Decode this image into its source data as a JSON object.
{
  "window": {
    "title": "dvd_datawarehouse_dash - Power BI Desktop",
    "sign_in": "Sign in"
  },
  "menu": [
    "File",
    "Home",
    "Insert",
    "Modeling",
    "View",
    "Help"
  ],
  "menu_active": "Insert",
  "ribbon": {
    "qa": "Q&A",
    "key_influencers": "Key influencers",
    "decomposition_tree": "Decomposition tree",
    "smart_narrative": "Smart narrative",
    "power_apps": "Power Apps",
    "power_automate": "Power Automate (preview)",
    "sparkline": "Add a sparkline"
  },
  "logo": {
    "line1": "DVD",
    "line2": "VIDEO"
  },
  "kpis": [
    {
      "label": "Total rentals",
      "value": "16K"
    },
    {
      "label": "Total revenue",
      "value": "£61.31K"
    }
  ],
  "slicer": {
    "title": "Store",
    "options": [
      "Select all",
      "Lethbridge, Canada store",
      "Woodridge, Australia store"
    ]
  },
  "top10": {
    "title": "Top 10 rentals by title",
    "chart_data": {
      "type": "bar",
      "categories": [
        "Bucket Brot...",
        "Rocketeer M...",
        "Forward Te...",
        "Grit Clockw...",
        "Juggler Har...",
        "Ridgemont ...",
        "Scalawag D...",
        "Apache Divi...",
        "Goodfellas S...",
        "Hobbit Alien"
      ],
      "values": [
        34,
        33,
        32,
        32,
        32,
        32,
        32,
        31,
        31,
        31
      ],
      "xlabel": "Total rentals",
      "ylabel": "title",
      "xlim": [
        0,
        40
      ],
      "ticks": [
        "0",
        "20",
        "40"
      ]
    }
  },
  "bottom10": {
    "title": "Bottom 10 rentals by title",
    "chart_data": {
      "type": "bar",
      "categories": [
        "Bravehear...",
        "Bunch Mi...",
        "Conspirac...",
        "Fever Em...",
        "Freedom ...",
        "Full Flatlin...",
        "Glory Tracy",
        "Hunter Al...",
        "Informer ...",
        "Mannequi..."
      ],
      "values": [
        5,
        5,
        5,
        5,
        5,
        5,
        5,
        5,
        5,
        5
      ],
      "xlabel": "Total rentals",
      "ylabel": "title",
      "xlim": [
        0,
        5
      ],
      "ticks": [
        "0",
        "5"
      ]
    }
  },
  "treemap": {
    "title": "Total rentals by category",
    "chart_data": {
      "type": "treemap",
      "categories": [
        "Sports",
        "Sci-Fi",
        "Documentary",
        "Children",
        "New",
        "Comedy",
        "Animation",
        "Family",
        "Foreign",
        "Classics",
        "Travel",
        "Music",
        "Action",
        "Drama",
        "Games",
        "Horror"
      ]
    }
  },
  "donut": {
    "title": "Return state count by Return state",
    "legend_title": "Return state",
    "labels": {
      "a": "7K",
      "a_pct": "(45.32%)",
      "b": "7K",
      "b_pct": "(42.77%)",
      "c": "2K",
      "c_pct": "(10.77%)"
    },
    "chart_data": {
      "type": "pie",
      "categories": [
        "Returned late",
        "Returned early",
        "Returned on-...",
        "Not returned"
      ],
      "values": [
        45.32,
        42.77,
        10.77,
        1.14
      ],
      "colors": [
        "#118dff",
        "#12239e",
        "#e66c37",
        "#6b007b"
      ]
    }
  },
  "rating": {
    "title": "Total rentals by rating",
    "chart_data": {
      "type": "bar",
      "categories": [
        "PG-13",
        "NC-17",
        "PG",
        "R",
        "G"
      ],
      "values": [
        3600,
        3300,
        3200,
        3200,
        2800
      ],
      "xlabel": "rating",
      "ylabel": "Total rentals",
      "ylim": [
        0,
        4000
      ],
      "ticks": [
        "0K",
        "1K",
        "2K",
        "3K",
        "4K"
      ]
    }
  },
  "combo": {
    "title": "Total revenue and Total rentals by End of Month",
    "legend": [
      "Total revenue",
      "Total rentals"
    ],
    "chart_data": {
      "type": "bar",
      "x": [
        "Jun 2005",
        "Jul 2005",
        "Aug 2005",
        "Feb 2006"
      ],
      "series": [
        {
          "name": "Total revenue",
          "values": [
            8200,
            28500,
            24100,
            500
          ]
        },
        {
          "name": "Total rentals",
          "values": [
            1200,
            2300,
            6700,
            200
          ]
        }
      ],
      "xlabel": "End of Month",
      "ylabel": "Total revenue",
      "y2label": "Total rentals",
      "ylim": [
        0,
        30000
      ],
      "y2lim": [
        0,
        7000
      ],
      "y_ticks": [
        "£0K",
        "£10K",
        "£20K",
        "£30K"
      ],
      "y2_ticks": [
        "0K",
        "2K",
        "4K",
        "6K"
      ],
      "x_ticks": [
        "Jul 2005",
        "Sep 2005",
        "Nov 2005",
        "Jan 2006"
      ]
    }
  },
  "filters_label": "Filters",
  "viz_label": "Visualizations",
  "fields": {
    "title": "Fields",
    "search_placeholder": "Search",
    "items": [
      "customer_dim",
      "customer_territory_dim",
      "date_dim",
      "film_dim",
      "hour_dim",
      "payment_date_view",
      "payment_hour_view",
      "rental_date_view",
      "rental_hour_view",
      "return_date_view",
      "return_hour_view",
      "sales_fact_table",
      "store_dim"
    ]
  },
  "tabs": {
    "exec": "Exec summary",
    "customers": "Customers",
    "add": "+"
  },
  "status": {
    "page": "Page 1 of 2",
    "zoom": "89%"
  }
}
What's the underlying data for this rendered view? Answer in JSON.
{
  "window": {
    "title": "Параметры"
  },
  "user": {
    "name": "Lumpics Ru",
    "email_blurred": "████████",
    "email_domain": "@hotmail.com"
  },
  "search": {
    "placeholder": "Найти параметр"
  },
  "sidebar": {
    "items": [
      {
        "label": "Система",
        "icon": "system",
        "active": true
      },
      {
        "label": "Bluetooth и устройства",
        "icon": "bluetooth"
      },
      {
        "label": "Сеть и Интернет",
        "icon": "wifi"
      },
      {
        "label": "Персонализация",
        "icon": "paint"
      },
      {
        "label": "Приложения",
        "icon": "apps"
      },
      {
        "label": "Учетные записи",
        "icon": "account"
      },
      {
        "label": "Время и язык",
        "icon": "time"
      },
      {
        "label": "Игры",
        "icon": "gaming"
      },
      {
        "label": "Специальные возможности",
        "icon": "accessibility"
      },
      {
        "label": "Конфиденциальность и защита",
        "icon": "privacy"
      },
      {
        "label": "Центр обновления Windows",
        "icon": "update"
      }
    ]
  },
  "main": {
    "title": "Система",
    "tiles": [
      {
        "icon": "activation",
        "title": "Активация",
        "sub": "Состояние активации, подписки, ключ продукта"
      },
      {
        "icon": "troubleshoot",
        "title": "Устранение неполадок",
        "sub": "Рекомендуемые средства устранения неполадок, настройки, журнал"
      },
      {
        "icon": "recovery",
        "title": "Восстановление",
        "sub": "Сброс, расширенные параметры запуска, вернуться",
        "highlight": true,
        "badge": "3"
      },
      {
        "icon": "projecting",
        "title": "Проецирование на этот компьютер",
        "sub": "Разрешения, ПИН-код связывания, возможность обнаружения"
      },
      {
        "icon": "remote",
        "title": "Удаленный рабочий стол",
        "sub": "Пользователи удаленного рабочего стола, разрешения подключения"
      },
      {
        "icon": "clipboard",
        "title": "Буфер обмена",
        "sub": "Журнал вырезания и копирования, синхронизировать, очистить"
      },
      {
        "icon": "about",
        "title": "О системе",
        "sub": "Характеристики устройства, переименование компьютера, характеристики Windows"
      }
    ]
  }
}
⁂
Exercise requirements: Each line of the material should be duplicated exactly, please.

Final answer:
Decode this image into its source data as a JSON object.
{
  "window": {
    "title": "dvd_datawarehouse_dash - Power BI Desktop",
    "sign_in": "Sign in"
  },
  "menu": [
    "File",
    "Home",
    "Insert",
    "Modeling",
    "View",
    "Help"
  ],
  "menu_active": "Insert",
  "ribbon": {
    "qa": "Q&A",
    "key_influencers": "Key influencers",
    "decomposition_tree": "Decomposition tree",
    "smart_narrative": "Smart narrative",
    "power_apps": "Power Apps",
    "power_automate": "Power Automate (preview)",
    "sparkline": "Add a sparkline"
  },
  "logo": {
    "line1": "DVD",
    "line2": "VIDEO"
  },
  "kpis": [
    {
      "label": "Total rentals",
      "value": "16K"
    },
    {
      "label": "Total revenue",
      "value": "£61.31K"
    }
  ],
  "slicer": {
    "title": "Store",
    "options": [
      "Select all",
      "Lethbridge, Canada store",
      "Woodridge, Australia store"
    ]
  },
  "top10": {
    "title": "Top 10 rentals by title",
    "chart_data": {
      "type": "bar",
      "categories": [
        "Bucket Brot...",
        "Rocketeer M...",
        "Forward Te...",
        "Grit Clockw...",
        "Juggler Har...",
        "Ridgemont ...",
        "Scalawag D...",
        "Apache Divi...",
        "Goodfellas S...",
        "Hobbit Alien"
      ],
      "values": [
        34,
        33,
        32,
        32,
        32,
        32,
        32,
        31,
        31,
        31
      ],
      "xlabel": "Total rentals",
      "ylabel": "title",
      "xlim": [
        0,
        40
      ],
      "ticks": [
        "0",
        "20",
        "40"
      ]
    }
  },
  "bottom10": {
    "title": "Bottom 10 rentals by title",
    "chart_data": {
      "type": "bar",
      "categories": [
        "Bravehear...",
        "Bunch Mi...",
        "Conspirac...",
        "Fever Em...",
        "Freedom ...",
        "Full Flatlin...",
        "Glory Tracy",
        "Hunter Al...",
        "Informer ...",
        "Mannequi..."
      ],
      "values": [
        5,
        5,
        5,
        5,
        5,
        5,
        5,
        5,
        5,
        5
      ],
      "xlabel": "Total rentals",
      "ylabel": "title",
      "xlim": [
        0,
        5
      ],
      "ticks": [
        "0",
        "5"
      ]
    }
  },
  "treemap": {
    "title": "Total rentals by category",
    "chart_data": {
      "type": "treemap",
      "categories": [
        "Sports",
        "Sci-Fi",
        "Documentary",
        "Children",
        "New",
        "Comedy",
        "Animation",
        "Family",
        "Foreign",
        "Classics",
        "Travel",
        "Music",
        "Action",
        "Drama",
        "Games",
        "Horror"
      ]
    }
  },
  "donut": {
    "title": "Return state count by Return state",
    "legend_title": "Return state",
    "labels": {
      "a": "7K",
      "a_pct": "(45.32%)",
      "b": "7K",
      "b_pct": "(42.77%)",
      "c": "2K",
      "c_pct": "(10.77%)"
    },
    "chart_data": {
      "type": "pie",
      "categories": [
        "Returned late",
        "Returned early",
        "Returned on-...",
        "Not returned"
      ],
      "values": [
        45.32,
        42.77,
        10.77,
        1.14
      ],
      "colors": [
        "#118dff",
        "#12239e",
        "#e66c37",
        "#6b007b"
      ]
    }
  },
  "rating": {
    "title": "Total rentals by rating",
    "chart_data": {
      "type": "bar",
      "categories": [
        "PG-13",
        "NC-17",
        "PG",
        "R",
        "G"
      ],
      "values": [
        3600,
        3300,
        3200,
        3200,
        2800
      ],
      "xlabel": "rating",
      "ylabel": "Total rentals",
      "ylim": [
        0,
        4000
      ],
      "ticks": [
        "0K",
        "1K",
        "2K",
        "3K",
        "4K"
      ]
    }
  },
  "combo": {
    "title": "Total revenue and Total rentals by End of Month",
    "legend": [
      "Total revenue",
      "Total rentals"
    ],
    "chart_data": {
      "type": "bar",
      "x": [
        "Jun 2005",
        "Jul 2005",
        "Aug 2005",
        "Feb 2006"
      ],
      "series": [
        {
          "name": "Total revenue",
          "values": [
            8200,
            28500,
            24100,
            500
          ]
        },
        {
          "name": "Total rentals",
          "values": [
            1200,
            2300,
            6700,
            200
          ]
        }
      ],
      "xlabel": "End of Month",
      "ylabel": "Total revenue",
      "y2label": "Total rentals",
      "ylim": [
        0,
        30000
      ],
      "y2lim": [
        0,
        7000
      ],
      "y_ticks": [
        "£0K",
        "£10K",
        "£20K",
        "£30K"
      ],
      "y2_ticks": [
        "0K",
        "2K",
        "4K",
        "6K"
      ],
      "x_ticks": [
        "Jul 2005",
        "Sep 2005",
        "Nov 2005",
        "Jan 2006"
      ]
    }
  },
  "filters_label": "Filters",
  "viz_label": "Visualizations",
  "fields": {
    "title": "Fields",
    "search_placeholder": "Search",
    "items": [
      "customer_dim",
      "customer_territory_dim",
      "date_dim",
      "film_dim",
      "hour_dim",
      "payment_date_view",
      "payment_hour_view",
      "rental_date_view",
      "rental_hour_view",
      "return_date_view",
      "return_hour_view",
      "sales_fact_table",
      "store_dim"
    ]
  },
  "tabs": {
    "exec": "Exec summary",
    "customers": "Customers",
    "add": "+"
  },
  "status": {
    "page": "Page 1 of 2",
    "zoom": "89%"
  }
}
What's the underlying data for this rendered view? Answer in JSON.
{
  "window": {
    "title": "Параметры"
  },
  "user": {
    "name": "Lumpics Ru",
    "email_blurred": "████████",
    "email_domain": "@hotmail.com"
  },
  "search": {
    "placeholder": "Найти параметр"
  },
  "sidebar": {
    "items": [
      {
        "label": "Система",
        "icon": "system",
        "active": true
      },
      {
        "label": "Bluetooth и устройства",
        "icon": "bluetooth"
      },
      {
        "label": "Сеть и Интернет",
        "icon": "wifi"
      },
      {
        "label": "Персонализация",
        "icon": "paint"
      },
      {
        "label": "Приложения",
        "icon": "apps"
      },
      {
        "label": "Учетные записи",
        "icon": "account"
      },
      {
        "label": "Время и язык",
        "icon": "time"
      },
      {
        "label": "Игры",
        "icon": "gaming"
      },
      {
        "label": "Специальные возможности",
        "icon": "accessibility"
      },
      {
        "label": "Конфиденциальность и защита",
        "icon": "privacy"
      },
      {
        "label": "Центр обновления Windows",
        "icon": "update"
      }
    ]
  },
  "main": {
    "title": "Система",
    "tiles": [
      {
        "icon": "activation",
        "title": "Активация",
        "sub": "Состояние активации, подписки, ключ продукта"
      },
      {
        "icon": "troubleshoot",
        "title": "Устранение неполадок",
        "sub": "Рекомендуемые средства устранения неполадок, настройки, журнал"
      },
      {
        "icon": "recovery",
        "title": "Восстановление",
        "sub": "Сброс, расширенные параметры запуска, вернуться",
        "highlight": true,
        "badge": "3"
      },
      {
        "icon": "projecting",
        "title": "Проецирование на этот компьютер",
        "sub": "Разрешения, ПИН-код связывания, возможность обнаружения"
      },
      {
        "icon": "remote",
        "title": "Удаленный рабочий стол",
        "sub": "Пользователи удаленного рабочего стола, разрешения подключения"
      },
      {
        "icon": "clipboard",
        "title": "Буфер обмена",
        "sub": "Журнал вырезания и копирования, синхронизировать, очистить"
      },
      {
        "icon": "about",
        "title": "О системе",
        "sub": "Характеристики устройства, переименование компьютера, характеристики Windows"
      }
    ]
  }
}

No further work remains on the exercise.